■ DATASET ROWS:
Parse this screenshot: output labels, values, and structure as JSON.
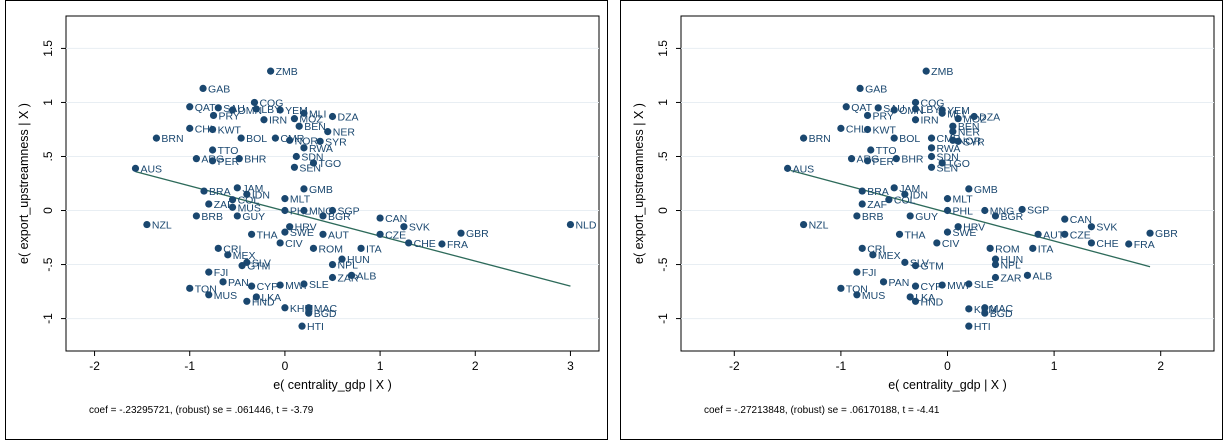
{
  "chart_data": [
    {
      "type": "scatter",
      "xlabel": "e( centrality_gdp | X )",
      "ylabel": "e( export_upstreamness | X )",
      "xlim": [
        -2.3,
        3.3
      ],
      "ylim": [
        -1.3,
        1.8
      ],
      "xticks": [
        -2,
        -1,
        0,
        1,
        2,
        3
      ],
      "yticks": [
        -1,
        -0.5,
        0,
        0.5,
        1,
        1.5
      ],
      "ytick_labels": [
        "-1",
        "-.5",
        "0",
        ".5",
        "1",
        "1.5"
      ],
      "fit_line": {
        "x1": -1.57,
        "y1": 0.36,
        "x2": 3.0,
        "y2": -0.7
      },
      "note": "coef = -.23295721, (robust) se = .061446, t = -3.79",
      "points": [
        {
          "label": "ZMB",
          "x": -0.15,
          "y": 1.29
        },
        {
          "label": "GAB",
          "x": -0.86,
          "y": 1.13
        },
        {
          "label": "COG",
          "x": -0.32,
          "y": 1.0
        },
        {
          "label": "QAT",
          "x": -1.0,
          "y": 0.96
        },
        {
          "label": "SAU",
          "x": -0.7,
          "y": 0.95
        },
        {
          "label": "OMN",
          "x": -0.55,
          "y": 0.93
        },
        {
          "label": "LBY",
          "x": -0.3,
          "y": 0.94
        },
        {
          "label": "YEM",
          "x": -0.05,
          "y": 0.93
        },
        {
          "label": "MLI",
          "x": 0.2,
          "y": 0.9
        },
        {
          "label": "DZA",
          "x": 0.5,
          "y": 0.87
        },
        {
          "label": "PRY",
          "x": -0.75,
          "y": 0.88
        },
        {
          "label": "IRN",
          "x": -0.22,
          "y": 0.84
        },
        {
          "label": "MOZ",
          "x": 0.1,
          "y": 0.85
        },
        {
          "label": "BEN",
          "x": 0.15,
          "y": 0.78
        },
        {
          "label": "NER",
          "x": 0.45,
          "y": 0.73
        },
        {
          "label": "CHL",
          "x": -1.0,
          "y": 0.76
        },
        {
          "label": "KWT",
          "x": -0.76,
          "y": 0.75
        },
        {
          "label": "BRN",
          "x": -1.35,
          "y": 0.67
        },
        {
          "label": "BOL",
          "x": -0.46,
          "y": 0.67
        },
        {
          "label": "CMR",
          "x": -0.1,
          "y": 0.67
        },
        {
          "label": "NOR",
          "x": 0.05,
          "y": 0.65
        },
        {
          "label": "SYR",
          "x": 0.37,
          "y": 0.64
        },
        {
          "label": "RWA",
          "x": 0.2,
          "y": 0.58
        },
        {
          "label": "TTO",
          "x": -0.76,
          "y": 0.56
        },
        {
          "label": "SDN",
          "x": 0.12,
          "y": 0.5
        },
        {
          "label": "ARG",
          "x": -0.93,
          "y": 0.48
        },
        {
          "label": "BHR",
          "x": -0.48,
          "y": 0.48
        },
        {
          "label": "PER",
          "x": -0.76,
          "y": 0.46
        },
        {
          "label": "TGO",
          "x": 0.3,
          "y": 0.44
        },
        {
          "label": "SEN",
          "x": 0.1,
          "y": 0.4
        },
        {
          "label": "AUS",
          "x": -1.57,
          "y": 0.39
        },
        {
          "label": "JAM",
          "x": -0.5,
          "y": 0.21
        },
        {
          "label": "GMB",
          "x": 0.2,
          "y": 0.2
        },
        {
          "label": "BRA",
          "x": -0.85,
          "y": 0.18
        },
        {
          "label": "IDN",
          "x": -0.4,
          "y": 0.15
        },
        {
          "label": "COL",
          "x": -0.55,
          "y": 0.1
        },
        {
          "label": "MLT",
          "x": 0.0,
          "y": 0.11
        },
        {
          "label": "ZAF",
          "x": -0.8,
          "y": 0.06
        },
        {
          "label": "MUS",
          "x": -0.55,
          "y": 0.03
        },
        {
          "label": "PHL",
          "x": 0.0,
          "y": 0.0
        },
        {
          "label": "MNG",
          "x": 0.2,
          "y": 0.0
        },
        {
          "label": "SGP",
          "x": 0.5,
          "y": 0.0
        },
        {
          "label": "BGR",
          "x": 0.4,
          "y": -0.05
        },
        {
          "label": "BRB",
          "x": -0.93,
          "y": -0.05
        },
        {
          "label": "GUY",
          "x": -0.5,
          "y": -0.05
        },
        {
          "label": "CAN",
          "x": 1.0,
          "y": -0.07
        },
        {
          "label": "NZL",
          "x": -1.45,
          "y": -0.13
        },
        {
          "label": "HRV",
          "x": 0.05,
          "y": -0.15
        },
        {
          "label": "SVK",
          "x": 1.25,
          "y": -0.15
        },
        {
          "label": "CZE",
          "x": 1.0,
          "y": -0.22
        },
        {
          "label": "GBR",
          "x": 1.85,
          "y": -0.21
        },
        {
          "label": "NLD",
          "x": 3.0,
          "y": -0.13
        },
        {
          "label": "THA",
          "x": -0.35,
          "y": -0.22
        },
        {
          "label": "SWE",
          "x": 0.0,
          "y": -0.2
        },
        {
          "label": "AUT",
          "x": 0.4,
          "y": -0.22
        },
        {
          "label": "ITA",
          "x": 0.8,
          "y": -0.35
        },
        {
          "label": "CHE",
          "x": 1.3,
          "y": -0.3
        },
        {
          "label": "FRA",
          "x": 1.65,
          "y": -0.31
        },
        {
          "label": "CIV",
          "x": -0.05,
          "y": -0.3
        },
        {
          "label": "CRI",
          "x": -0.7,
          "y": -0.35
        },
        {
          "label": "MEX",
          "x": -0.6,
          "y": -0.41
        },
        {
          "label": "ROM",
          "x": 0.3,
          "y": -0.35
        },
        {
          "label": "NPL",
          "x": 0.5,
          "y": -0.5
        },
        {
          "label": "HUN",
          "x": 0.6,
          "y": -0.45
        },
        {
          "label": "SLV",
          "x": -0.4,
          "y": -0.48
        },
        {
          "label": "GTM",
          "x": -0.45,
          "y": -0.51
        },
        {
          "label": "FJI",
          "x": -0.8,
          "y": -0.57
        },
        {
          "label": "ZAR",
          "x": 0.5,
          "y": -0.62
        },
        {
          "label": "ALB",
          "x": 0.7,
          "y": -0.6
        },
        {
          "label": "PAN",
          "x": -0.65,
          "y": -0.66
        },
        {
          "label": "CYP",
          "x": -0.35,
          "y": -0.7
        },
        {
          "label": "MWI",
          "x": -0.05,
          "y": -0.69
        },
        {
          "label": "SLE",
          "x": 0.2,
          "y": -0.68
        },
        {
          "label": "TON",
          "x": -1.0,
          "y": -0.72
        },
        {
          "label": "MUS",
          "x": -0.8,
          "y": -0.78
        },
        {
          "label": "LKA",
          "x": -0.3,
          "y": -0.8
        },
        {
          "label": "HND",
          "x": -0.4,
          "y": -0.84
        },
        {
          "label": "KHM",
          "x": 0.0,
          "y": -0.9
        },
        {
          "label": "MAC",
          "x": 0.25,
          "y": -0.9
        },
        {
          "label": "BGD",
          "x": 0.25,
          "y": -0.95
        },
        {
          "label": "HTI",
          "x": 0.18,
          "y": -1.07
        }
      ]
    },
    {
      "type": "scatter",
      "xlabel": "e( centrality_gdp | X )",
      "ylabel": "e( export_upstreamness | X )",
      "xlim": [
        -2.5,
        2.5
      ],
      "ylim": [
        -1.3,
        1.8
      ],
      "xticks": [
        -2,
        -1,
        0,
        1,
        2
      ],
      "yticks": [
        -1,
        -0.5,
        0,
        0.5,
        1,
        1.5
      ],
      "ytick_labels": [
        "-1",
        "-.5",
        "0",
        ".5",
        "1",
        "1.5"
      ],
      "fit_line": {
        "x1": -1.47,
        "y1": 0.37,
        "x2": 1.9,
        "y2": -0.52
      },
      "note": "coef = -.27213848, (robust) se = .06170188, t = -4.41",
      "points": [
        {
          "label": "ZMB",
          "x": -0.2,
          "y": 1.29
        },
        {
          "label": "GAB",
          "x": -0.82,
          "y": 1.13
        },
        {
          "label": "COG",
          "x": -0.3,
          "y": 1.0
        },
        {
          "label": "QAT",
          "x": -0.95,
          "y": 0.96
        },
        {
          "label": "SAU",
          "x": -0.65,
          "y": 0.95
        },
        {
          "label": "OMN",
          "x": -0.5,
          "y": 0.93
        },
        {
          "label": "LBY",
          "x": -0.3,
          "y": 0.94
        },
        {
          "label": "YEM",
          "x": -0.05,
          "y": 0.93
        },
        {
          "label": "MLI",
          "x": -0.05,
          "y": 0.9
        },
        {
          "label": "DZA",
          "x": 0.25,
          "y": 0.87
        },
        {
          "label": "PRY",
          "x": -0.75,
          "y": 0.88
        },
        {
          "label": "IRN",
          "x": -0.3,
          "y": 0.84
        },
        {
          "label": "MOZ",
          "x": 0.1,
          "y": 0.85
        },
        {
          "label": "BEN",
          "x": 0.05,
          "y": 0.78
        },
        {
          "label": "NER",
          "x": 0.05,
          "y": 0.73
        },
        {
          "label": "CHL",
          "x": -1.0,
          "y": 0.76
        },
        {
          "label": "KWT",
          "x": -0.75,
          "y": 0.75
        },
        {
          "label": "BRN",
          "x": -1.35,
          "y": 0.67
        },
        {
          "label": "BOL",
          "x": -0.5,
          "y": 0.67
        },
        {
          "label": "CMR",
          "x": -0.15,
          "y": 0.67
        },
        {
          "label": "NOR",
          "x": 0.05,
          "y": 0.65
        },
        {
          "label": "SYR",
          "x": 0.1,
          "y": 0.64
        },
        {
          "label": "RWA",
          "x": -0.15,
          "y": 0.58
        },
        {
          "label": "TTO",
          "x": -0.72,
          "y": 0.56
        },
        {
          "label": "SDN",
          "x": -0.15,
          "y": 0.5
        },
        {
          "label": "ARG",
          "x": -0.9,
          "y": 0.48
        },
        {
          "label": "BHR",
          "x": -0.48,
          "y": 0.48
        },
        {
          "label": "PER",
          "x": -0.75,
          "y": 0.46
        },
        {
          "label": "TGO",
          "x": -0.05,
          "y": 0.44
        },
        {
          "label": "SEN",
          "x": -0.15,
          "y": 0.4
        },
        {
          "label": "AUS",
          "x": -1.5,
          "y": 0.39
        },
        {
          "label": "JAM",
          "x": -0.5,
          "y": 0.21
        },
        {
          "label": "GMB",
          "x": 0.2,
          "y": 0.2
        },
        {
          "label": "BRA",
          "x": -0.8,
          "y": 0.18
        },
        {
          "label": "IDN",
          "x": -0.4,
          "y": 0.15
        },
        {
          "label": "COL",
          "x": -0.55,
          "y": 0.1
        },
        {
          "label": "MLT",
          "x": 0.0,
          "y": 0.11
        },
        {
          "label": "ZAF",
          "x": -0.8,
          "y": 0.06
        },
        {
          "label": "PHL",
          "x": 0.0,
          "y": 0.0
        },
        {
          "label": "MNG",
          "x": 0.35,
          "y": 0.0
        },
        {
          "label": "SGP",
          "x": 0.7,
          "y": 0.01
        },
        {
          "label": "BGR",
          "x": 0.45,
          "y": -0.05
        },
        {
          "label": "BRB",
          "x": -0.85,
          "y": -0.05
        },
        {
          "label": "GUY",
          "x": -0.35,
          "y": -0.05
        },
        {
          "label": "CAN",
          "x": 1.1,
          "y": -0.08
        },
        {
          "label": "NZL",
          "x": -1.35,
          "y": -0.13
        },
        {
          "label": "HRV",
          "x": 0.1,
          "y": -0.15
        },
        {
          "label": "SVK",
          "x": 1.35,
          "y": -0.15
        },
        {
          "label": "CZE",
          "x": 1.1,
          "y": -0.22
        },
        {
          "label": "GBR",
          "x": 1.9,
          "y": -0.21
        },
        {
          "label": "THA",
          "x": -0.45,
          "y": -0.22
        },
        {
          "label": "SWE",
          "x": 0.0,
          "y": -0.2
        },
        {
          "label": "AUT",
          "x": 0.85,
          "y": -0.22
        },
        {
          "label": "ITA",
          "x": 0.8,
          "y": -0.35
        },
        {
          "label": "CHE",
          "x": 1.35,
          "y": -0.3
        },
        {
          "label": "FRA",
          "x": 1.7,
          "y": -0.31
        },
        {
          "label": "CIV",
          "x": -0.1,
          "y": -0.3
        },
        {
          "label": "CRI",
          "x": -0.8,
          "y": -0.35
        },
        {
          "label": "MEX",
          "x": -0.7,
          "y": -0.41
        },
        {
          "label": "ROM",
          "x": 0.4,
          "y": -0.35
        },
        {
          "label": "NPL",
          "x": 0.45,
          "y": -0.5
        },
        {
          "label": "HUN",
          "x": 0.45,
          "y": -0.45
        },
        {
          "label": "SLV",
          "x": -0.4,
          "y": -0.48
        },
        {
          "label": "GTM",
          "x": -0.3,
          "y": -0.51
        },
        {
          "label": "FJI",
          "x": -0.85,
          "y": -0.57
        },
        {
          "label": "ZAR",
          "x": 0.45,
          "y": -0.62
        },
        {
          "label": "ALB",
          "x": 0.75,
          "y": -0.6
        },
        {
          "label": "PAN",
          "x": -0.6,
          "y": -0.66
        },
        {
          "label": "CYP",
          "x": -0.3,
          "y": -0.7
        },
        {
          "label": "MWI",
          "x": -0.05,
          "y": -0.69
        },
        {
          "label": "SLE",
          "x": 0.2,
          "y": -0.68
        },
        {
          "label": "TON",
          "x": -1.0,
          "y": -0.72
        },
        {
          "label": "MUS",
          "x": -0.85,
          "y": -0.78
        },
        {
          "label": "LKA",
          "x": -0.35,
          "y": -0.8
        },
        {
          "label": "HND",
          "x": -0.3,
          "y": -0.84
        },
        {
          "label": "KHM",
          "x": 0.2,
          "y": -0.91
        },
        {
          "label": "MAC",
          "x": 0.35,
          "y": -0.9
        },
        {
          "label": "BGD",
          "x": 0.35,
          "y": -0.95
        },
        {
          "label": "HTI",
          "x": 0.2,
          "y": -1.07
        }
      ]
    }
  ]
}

---

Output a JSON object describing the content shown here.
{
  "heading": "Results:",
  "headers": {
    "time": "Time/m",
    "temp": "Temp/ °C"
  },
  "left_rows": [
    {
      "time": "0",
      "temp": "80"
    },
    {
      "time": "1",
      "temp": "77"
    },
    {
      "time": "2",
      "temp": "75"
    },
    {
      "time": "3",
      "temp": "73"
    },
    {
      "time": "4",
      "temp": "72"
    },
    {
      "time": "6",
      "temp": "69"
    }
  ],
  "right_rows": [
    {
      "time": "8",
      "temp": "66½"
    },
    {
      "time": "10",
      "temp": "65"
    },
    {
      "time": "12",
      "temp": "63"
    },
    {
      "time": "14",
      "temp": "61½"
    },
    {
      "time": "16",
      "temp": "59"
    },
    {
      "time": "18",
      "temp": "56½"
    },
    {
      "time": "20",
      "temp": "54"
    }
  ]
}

■ AIM: Pick out the lines above that hold the string "note" and show them.

■ TASK RESULT:
      "note": "coef = -.23295721, (robust) se = .061446, t = -3.79",
      "note": "coef = -.27213848, (robust) se = .06170188, t = -4.41",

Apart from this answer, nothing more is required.